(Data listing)
+++++
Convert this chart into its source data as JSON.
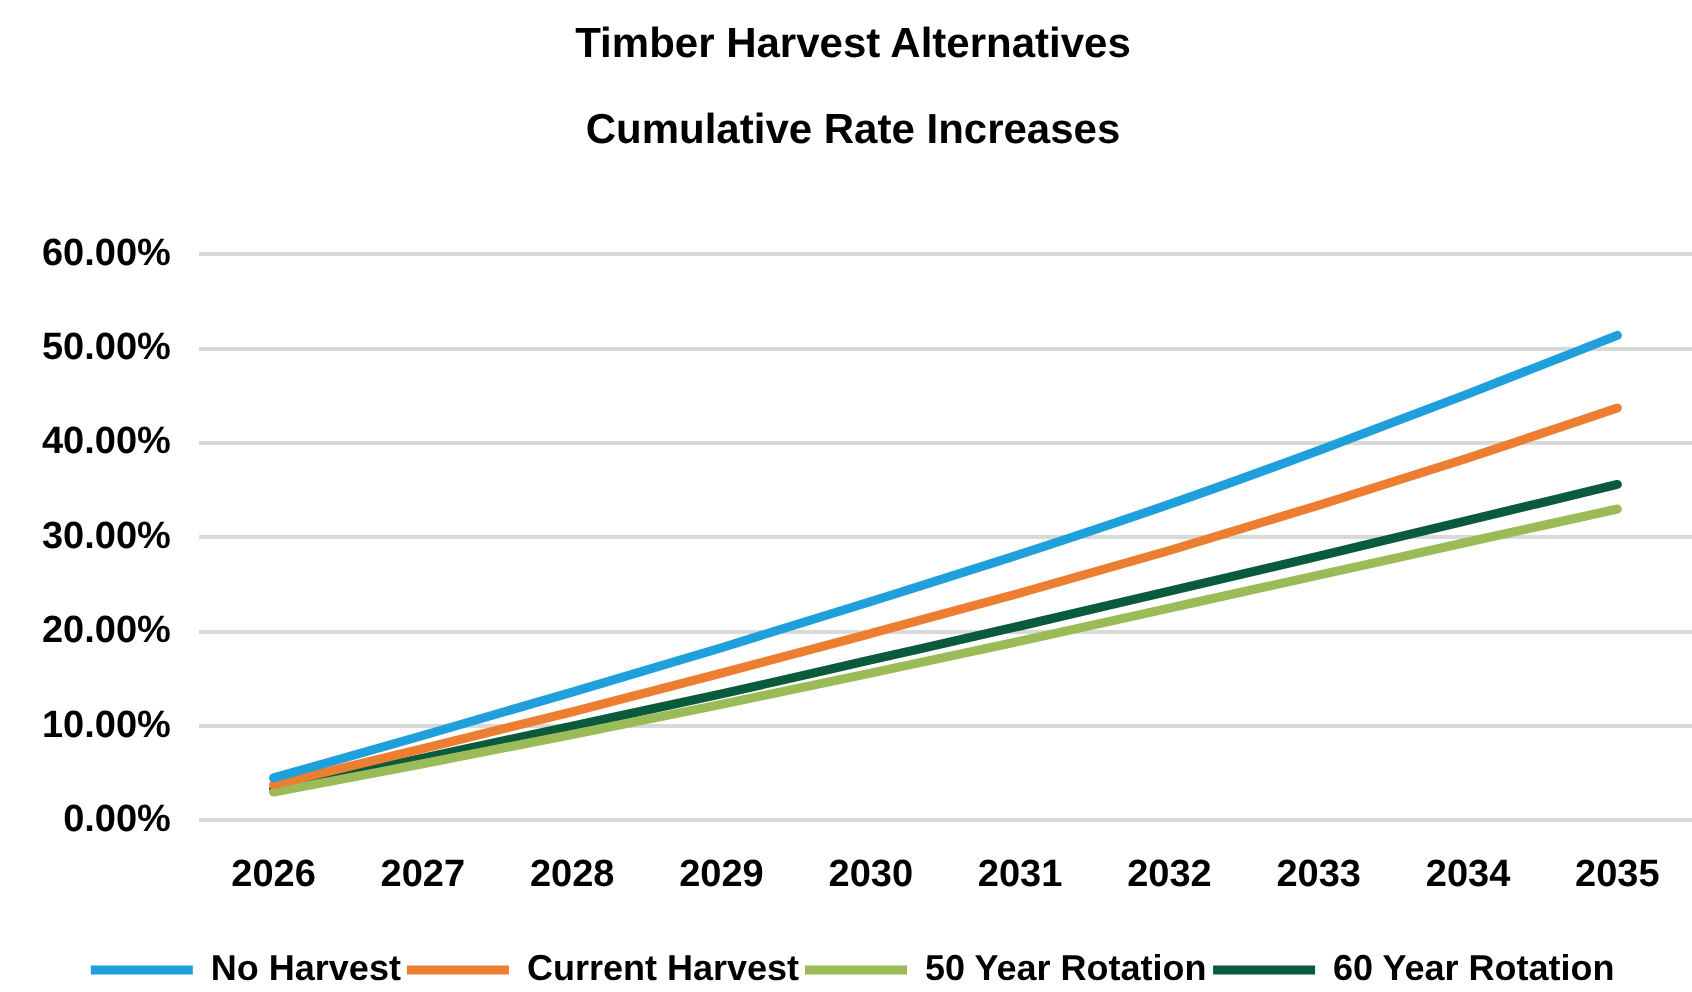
{
  "chart_data": {
    "type": "line",
    "title": "Timber Harvest Alternatives\nCumulative Rate Increases",
    "categories": [
      "2026",
      "2027",
      "2028",
      "2029",
      "2030",
      "2031",
      "2032",
      "2033",
      "2034",
      "2035"
    ],
    "series": [
      {
        "name": "No Harvest",
        "color": "#1fa0dc",
        "values": [
          4.5,
          9.0,
          13.6,
          18.3,
          23.2,
          28.2,
          33.5,
          39.2,
          45.2,
          51.4
        ]
      },
      {
        "name": "Current Harvest",
        "color": "#ed7d31",
        "values": [
          3.8,
          7.6,
          11.5,
          15.6,
          19.8,
          24.1,
          28.6,
          33.4,
          38.4,
          43.7
        ]
      },
      {
        "name": "50 Year Rotation",
        "color": "#9bbb59",
        "values": [
          3.0,
          6.0,
          9.1,
          12.3,
          15.6,
          19.0,
          22.5,
          26.0,
          29.5,
          33.0
        ]
      },
      {
        "name": "60 Year Rotation",
        "color": "#0a5a3c",
        "values": [
          3.3,
          6.6,
          10.0,
          13.4,
          17.0,
          20.6,
          24.3,
          28.0,
          31.8,
          35.6
        ]
      }
    ],
    "ylim": [
      0,
      60
    ],
    "yticks": [
      {
        "value": 0,
        "label": "0.00%"
      },
      {
        "value": 10,
        "label": "10.00%"
      },
      {
        "value": 20,
        "label": "20.00%"
      },
      {
        "value": 30,
        "label": "30.00%"
      },
      {
        "value": 40,
        "label": "40.00%"
      },
      {
        "value": 50,
        "label": "50.00%"
      },
      {
        "value": 60,
        "label": "60.00%"
      }
    ],
    "grid": "y",
    "legend": "bottom",
    "marker": "none",
    "line_style": "solid"
  }
}
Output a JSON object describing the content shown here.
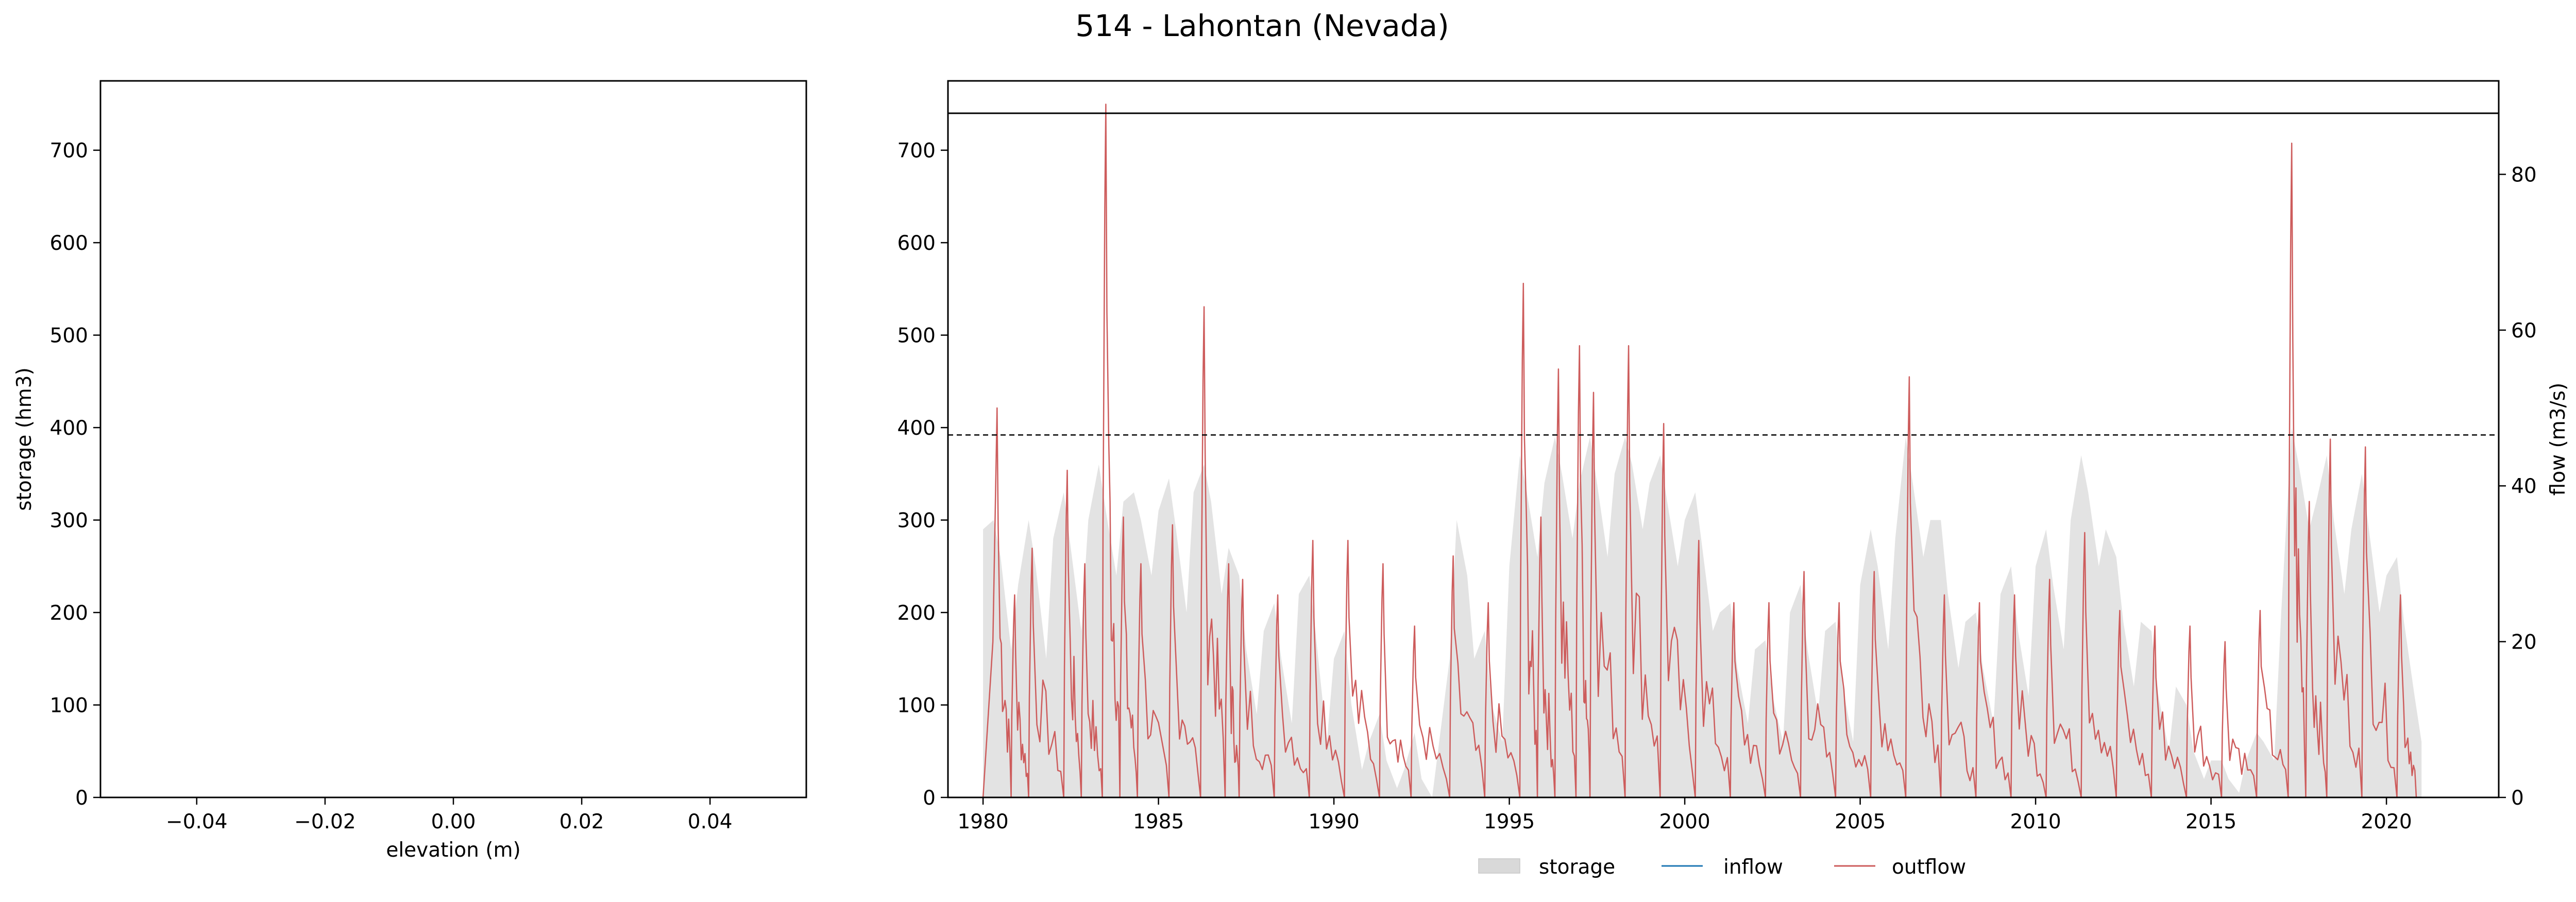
{
  "title": "514 - Lahontan (Nevada)",
  "chart_data": [
    {
      "type": "line",
      "panel": "left",
      "xlabel": "elevation (m)",
      "ylabel": "storage (hm3)",
      "xlim": [
        -0.055,
        0.055
      ],
      "ylim": [
        0,
        775
      ],
      "xticks": [
        "−0.04",
        "−0.02",
        "0.00",
        "0.02",
        "0.04"
      ],
      "xtick_values": [
        -0.04,
        -0.02,
        0.0,
        0.02,
        0.04
      ],
      "yticks": [
        0,
        100,
        200,
        300,
        400,
        500,
        600,
        700
      ],
      "series": []
    },
    {
      "type": "area",
      "panel": "right",
      "ylabel_right": "flow (m3/s)",
      "xlim": [
        1979.0,
        2023.2
      ],
      "ylim_left": [
        0,
        775
      ],
      "ylim_right": [
        0,
        92
      ],
      "xticks": [
        1980,
        1985,
        1990,
        1995,
        2000,
        2005,
        2010,
        2015,
        2020
      ],
      "yticks_left": [
        0,
        100,
        200,
        300,
        400,
        500,
        600,
        700
      ],
      "yticks_right": [
        0,
        20,
        40,
        60,
        80
      ],
      "reference_lines": [
        {
          "style": "solid",
          "axis": "storage",
          "value": 740
        },
        {
          "style": "dashed",
          "axis": "storage",
          "value": 392
        }
      ],
      "legend": {
        "placement": "bottom-center",
        "entries": [
          "storage",
          "inflow",
          "outflow"
        ]
      },
      "colors": {
        "storage": "#d9d9d9",
        "inflow": "#1f77b4",
        "outflow": "#cd5c5c"
      },
      "storage_series": {
        "name": "storage",
        "years": [
          1980.0,
          1980.3,
          1980.5,
          1980.8,
          1981.0,
          1981.3,
          1981.5,
          1981.8,
          1982.0,
          1982.3,
          1982.5,
          1982.8,
          1983.0,
          1983.3,
          1983.5,
          1983.8,
          1984.0,
          1984.3,
          1984.5,
          1984.8,
          1985.0,
          1985.3,
          1985.5,
          1985.8,
          1986.0,
          1986.3,
          1986.5,
          1986.8,
          1987.0,
          1987.3,
          1987.5,
          1987.8,
          1988.0,
          1988.3,
          1988.5,
          1988.8,
          1989.0,
          1989.3,
          1989.5,
          1989.8,
          1990.0,
          1990.3,
          1990.5,
          1990.8,
          1991.0,
          1991.3,
          1991.5,
          1991.8,
          1992.0,
          1992.3,
          1992.5,
          1992.8,
          1993.0,
          1993.3,
          1993.5,
          1993.8,
          1994.0,
          1994.3,
          1994.5,
          1994.8,
          1995.0,
          1995.3,
          1995.5,
          1995.8,
          1996.0,
          1996.3,
          1996.5,
          1996.8,
          1997.0,
          1997.3,
          1997.5,
          1997.8,
          1998.0,
          1998.3,
          1998.5,
          1998.8,
          1999.0,
          1999.3,
          1999.5,
          1999.8,
          2000.0,
          2000.3,
          2000.5,
          2000.8,
          2001.0,
          2001.3,
          2001.5,
          2001.8,
          2002.0,
          2002.3,
          2002.5,
          2002.8,
          2003.0,
          2003.3,
          2003.5,
          2003.8,
          2004.0,
          2004.3,
          2004.5,
          2004.8,
          2005.0,
          2005.3,
          2005.5,
          2005.8,
          2006.0,
          2006.3,
          2006.5,
          2006.8,
          2007.0,
          2007.3,
          2007.5,
          2007.8,
          2008.0,
          2008.3,
          2008.5,
          2008.8,
          2009.0,
          2009.3,
          2009.5,
          2009.8,
          2010.0,
          2010.3,
          2010.5,
          2010.8,
          2011.0,
          2011.3,
          2011.5,
          2011.8,
          2012.0,
          2012.3,
          2012.5,
          2012.8,
          2013.0,
          2013.3,
          2013.5,
          2013.8,
          2014.0,
          2014.3,
          2014.5,
          2014.8,
          2015.0,
          2015.3,
          2015.5,
          2015.8,
          2016.0,
          2016.3,
          2016.5,
          2016.8,
          2017.0,
          2017.3,
          2017.5,
          2017.8,
          2018.0,
          2018.3,
          2018.5,
          2018.8,
          2019.0,
          2019.3,
          2019.5,
          2019.8,
          2020.0,
          2020.3,
          2020.5,
          2020.8,
          2021.0
        ],
        "values": [
          290,
          300,
          260,
          160,
          230,
          300,
          250,
          150,
          280,
          330,
          270,
          180,
          300,
          360,
          310,
          240,
          320,
          330,
          300,
          240,
          310,
          345,
          290,
          200,
          330,
          360,
          320,
          220,
          270,
          240,
          160,
          90,
          180,
          210,
          150,
          80,
          220,
          240,
          170,
          60,
          150,
          180,
          100,
          30,
          60,
          90,
          40,
          10,
          30,
          70,
          20,
          0,
          60,
          150,
          300,
          240,
          150,
          180,
          100,
          60,
          250,
          370,
          330,
          260,
          340,
          390,
          350,
          280,
          340,
          390,
          340,
          260,
          350,
          390,
          360,
          290,
          340,
          370,
          320,
          250,
          300,
          330,
          270,
          180,
          200,
          210,
          140,
          80,
          160,
          170,
          110,
          60,
          200,
          230,
          160,
          90,
          180,
          190,
          120,
          60,
          230,
          290,
          250,
          160,
          280,
          390,
          340,
          260,
          300,
          300,
          220,
          140,
          190,
          200,
          140,
          80,
          220,
          250,
          180,
          110,
          250,
          290,
          230,
          160,
          300,
          370,
          330,
          250,
          290,
          260,
          190,
          120,
          190,
          180,
          110,
          50,
          120,
          100,
          50,
          20,
          40,
          40,
          20,
          5,
          40,
          70,
          60,
          40,
          200,
          400,
          360,
          290,
          320,
          370,
          300,
          220,
          290,
          350,
          290,
          200,
          240,
          260,
          190,
          110,
          60
        ]
      },
      "outflow_series": {
        "name": "outflow",
        "peaks": [
          {
            "year": 1980.4,
            "value": 50
          },
          {
            "year": 1980.9,
            "value": 26
          },
          {
            "year": 1981.4,
            "value": 32
          },
          {
            "year": 1982.4,
            "value": 42
          },
          {
            "year": 1982.9,
            "value": 30
          },
          {
            "year": 1983.5,
            "value": 89
          },
          {
            "year": 1984.0,
            "value": 36
          },
          {
            "year": 1984.5,
            "value": 30
          },
          {
            "year": 1985.4,
            "value": 35
          },
          {
            "year": 1986.3,
            "value": 63
          },
          {
            "year": 1987.0,
            "value": 30
          },
          {
            "year": 1987.4,
            "value": 28
          },
          {
            "year": 1988.4,
            "value": 26
          },
          {
            "year": 1989.4,
            "value": 33
          },
          {
            "year": 1990.4,
            "value": 33
          },
          {
            "year": 1991.4,
            "value": 30
          },
          {
            "year": 1992.3,
            "value": 22
          },
          {
            "year": 1993.4,
            "value": 31
          },
          {
            "year": 1994.4,
            "value": 25
          },
          {
            "year": 1995.4,
            "value": 66
          },
          {
            "year": 1995.9,
            "value": 36
          },
          {
            "year": 1996.4,
            "value": 55
          },
          {
            "year": 1997.0,
            "value": 58
          },
          {
            "year": 1997.4,
            "value": 52
          },
          {
            "year": 1998.4,
            "value": 58
          },
          {
            "year": 1999.4,
            "value": 48
          },
          {
            "year": 2000.4,
            "value": 33
          },
          {
            "year": 2001.4,
            "value": 25
          },
          {
            "year": 2002.4,
            "value": 25
          },
          {
            "year": 2003.4,
            "value": 29
          },
          {
            "year": 2004.4,
            "value": 25
          },
          {
            "year": 2005.4,
            "value": 29
          },
          {
            "year": 2006.4,
            "value": 54
          },
          {
            "year": 2007.4,
            "value": 26
          },
          {
            "year": 2008.4,
            "value": 25
          },
          {
            "year": 2009.4,
            "value": 26
          },
          {
            "year": 2010.4,
            "value": 28
          },
          {
            "year": 2011.4,
            "value": 34
          },
          {
            "year": 2012.4,
            "value": 24
          },
          {
            "year": 2013.4,
            "value": 22
          },
          {
            "year": 2014.4,
            "value": 22
          },
          {
            "year": 2015.4,
            "value": 20
          },
          {
            "year": 2016.4,
            "value": 24
          },
          {
            "year": 2017.3,
            "value": 84
          },
          {
            "year": 2017.8,
            "value": 38
          },
          {
            "year": 2018.4,
            "value": 46
          },
          {
            "year": 2019.4,
            "value": 45
          },
          {
            "year": 2020.4,
            "value": 26
          }
        ]
      },
      "inflow_series": {
        "name": "inflow",
        "values": []
      }
    }
  ]
}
+++++
- Stated task
In the listing above, locate each line with "bottom" and copy it.

- Task result
    "legend": "bottom",
        "placement": "bottom-center",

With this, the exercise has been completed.